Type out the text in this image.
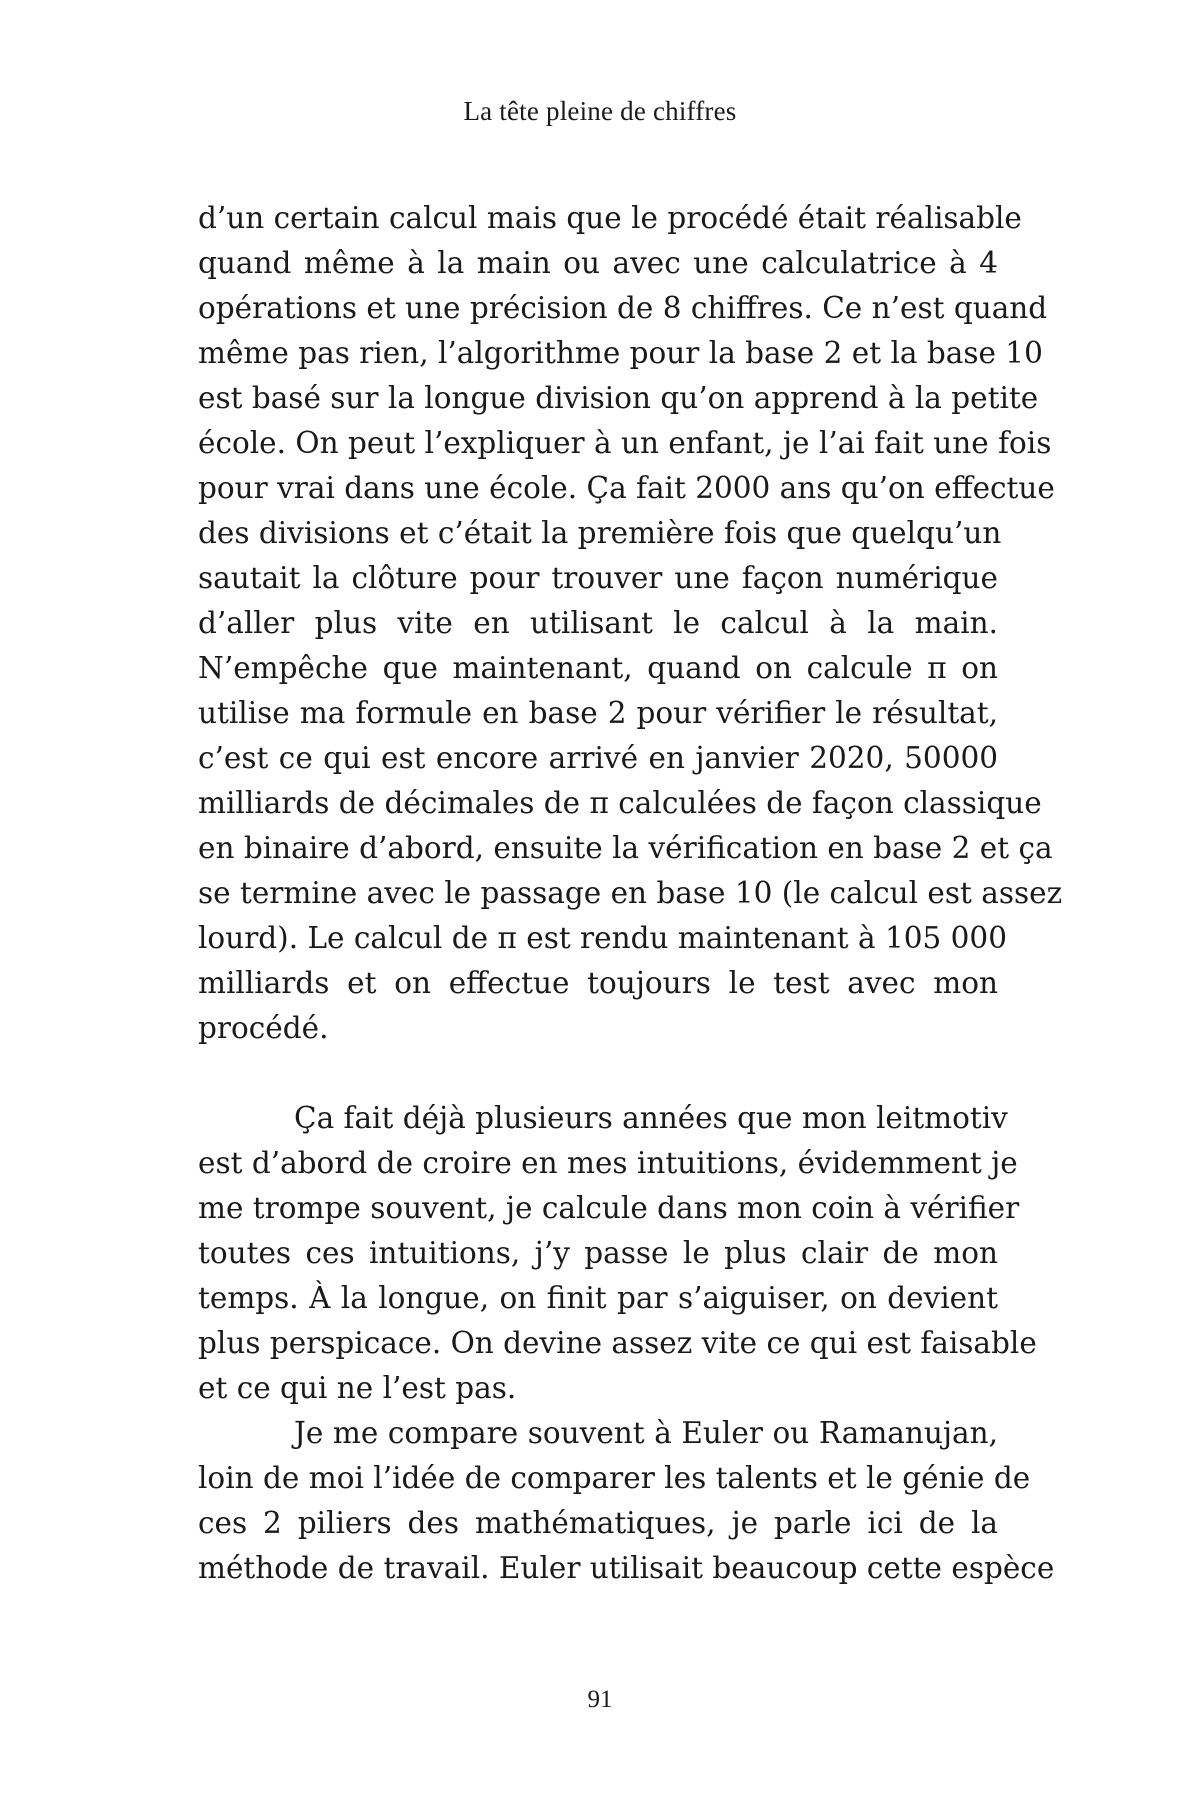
La tête pleine de chiffres

d’un certain calcul mais que le procédé était réalisable
quand même à la main ou avec une calculatrice à 4
opérations et une précision de 8 chiffres. Ce n’est quand
même pas rien, l’algorithme pour la base 2 et la base 10
est basé sur la longue division qu’on apprend à la petite
école. On peut l’expliquer à un enfant, je l’ai fait une fois
pour vrai dans une école. Ça fait 2000 ans qu’on effectue
des divisions et c’était la première fois que quelqu’un
sautait la clôture pour trouver une façon numérique
d’aller plus vite en utilisant le calcul à la main.
N’empêche que maintenant, quand on calcule π on
utilise ma formule en base 2 pour vérifier le résultat,
c’est ce qui est encore arrivé en janvier 2020, 50000
milliards de décimales de π calculées de façon classique
en binaire d’abord, ensuite la vérification en base 2 et ça
se termine avec le passage en base 10 (le calcul est assez
lourd). Le calcul de π est rendu maintenant à 105 000
milliards et on effectue toujours le test avec mon
procédé.

Ça fait déjà plusieurs années que mon leitmotiv
est d’abord de croire en mes intuitions, évidemment je
me trompe souvent, je calcule dans mon coin à vérifier
toutes ces intuitions, j’y passe le plus clair de mon
temps. À la longue, on finit par s’aiguiser, on devient
plus perspicace. On devine assez vite ce qui est faisable
et ce qui ne l’est pas.

Je me compare souvent à Euler ou Ramanujan,
loin de moi l’idée de comparer les talents et le génie de
ces 2 piliers des mathématiques, je parle ici de la
méthode de travail. Euler utilisait beaucoup cette espèce

91
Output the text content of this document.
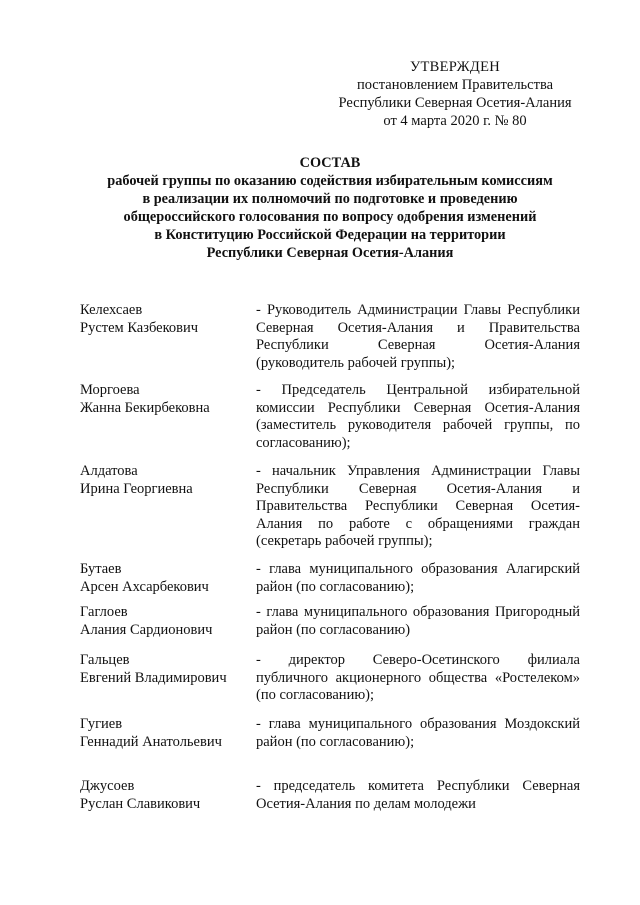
УТВЕРЖДЕН
постановлением Правительства
Республики Северная Осетия-Алания
от 4 марта 2020 г. № 80
СОСТАВ
рабочей группы по оказанию содействия избирательным комиссиям
в реализации их полномочий по подготовке и проведению
общероссийского голосования по вопросу одобрения изменений
в Конституцию Российской Федерации на территории
Республики Северная Осетия-Алания
Келехсаев
Рустем Казбекович
- Руководитель Администрации Главы Республики Северная Осетия-Алания и Правительства Республики Северная Осетия-Алания (руководитель рабочей группы);
Моргоева
Жанна Бекирбековна
- Председатель Центральной избирательной комиссии Республики Северная Осетия-Алания (заместитель руководителя рабочей группы, по согласованию);
Алдатова
Ирина Георгиевна
- начальник Управления Администрации Главы Республики Северная Осетия-Алания и Правительства Республики Северная Осетия-Алания по работе с обращениями граждан (секретарь рабочей группы);
Бутаев
Арсен Ахсарбекович
- глава муниципального образования Алагирский район (по согласованию);
Гаглоев
Алания Сардионович
- глава муниципального образования Пригородный район (по согласованию)
Гальцев
Евгений Владимирович
- директор Северо-Осетинского филиала публичного акционерного общества «Ростелеком» (по согласованию);
Гугиев
Геннадий Анатольевич
- глава муниципального образования Моздокский район (по согласованию);
Джусоев
Руслан Славикович
- председатель комитета Республики Северная Осетия-Алания по делам молодежи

* **Goal**: Please transcribe the material above exactly as written. Leave the pictures out.

* **Answer for the task**:
Type out the text in this image.
La tête pleine de chiffres

d’un certain calcul mais que le procédé était réalisable
quand même à la main ou avec une calculatrice à 4
opérations et une précision de 8 chiffres. Ce n’est quand
même pas rien, l’algorithme pour la base 2 et la base 10
est basé sur la longue division qu’on apprend à la petite
école. On peut l’expliquer à un enfant, je l’ai fait une fois
pour vrai dans une école. Ça fait 2000 ans qu’on effectue
des divisions et c’était la première fois que quelqu’un
sautait la clôture pour trouver une façon numérique
d’aller plus vite en utilisant le calcul à la main.
N’empêche que maintenant, quand on calcule π on
utilise ma formule en base 2 pour vérifier le résultat,
c’est ce qui est encore arrivé en janvier 2020, 50000
milliards de décimales de π calculées de façon classique
en binaire d’abord, ensuite la vérification en base 2 et ça
se termine avec le passage en base 10 (le calcul est assez
lourd). Le calcul de π est rendu maintenant à 105 000
milliards et on effectue toujours le test avec mon
procédé.

Ça fait déjà plusieurs années que mon leitmotiv
est d’abord de croire en mes intuitions, évidemment je
me trompe souvent, je calcule dans mon coin à vérifier
toutes ces intuitions, j’y passe le plus clair de mon
temps. À la longue, on finit par s’aiguiser, on devient
plus perspicace. On devine assez vite ce qui est faisable
et ce qui ne l’est pas.

Je me compare souvent à Euler ou Ramanujan,
loin de moi l’idée de comparer les talents et le génie de
ces 2 piliers des mathématiques, je parle ici de la
méthode de travail. Euler utilisait beaucoup cette espèce

91
Output the text content of this document.
УТВЕРЖДЕН
постановлением Правительства
Республики Северная Осетия-Алания
от 4 марта 2020 г. № 80
СОСТАВ
рабочей группы по оказанию содействия избирательным комиссиям
в реализации их полномочий по подготовке и проведению
общероссийского голосования по вопросу одобрения изменений
в Конституцию Российской Федерации на территории
Республики Северная Осетия-Алания
Келехсаев
Рустем Казбекович
- Руководитель Администрации Главы Республики Северная Осетия-Алания и Правительства Республики Северная Осетия-Алания (руководитель рабочей группы);
Моргоева
Жанна Бекирбековна
- Председатель Центральной избирательной комиссии Республики Северная Осетия-Алания (заместитель руководителя рабочей группы, по согласованию);
Алдатова
Ирина Георгиевна
- начальник Управления Администрации Главы Республики Северная Осетия-Алания и Правительства Республики Северная Осетия-Алания по работе с обращениями граждан (секретарь рабочей группы);
Бутаев
Арсен Ахсарбекович
- глава муниципального образования Алагирский район (по согласованию);
Гаглоев
Алания Сардионович
- глава муниципального образования Пригородный район (по согласованию)
Гальцев
Евгений Владимирович
- директор Северо-Осетинского филиала публичного акционерного общества «Ростелеком» (по согласованию);
Гугиев
Геннадий Анатольевич
- глава муниципального образования Моздокский район (по согласованию);
Джусоев
Руслан Славикович
- председатель комитета Республики Северная Осетия-Алания по делам молодежи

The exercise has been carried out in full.